--- Start Data lines ---

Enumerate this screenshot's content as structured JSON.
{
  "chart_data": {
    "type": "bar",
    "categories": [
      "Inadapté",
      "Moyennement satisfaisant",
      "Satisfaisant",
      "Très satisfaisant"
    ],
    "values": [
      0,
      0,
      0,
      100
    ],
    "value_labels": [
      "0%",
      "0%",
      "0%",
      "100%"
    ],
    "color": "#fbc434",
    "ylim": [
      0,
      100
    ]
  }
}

--- End Data lines ---

Please reproduce each line exactly as written.

Enumerate this screenshot's content as structured JSON.
{
  "chart_data": {
    "type": "bar",
    "categories": [
      "Inadapté",
      "Moyennement satisfaisant",
      "Satisfaisant",
      "Très satisfaisant"
    ],
    "values": [
      0,
      0,
      0,
      100
    ],
    "value_labels": [
      "0%",
      "0%",
      "0%",
      "100%"
    ],
    "color": "#fbc434",
    "ylim": [
      0,
      100
    ]
  }
}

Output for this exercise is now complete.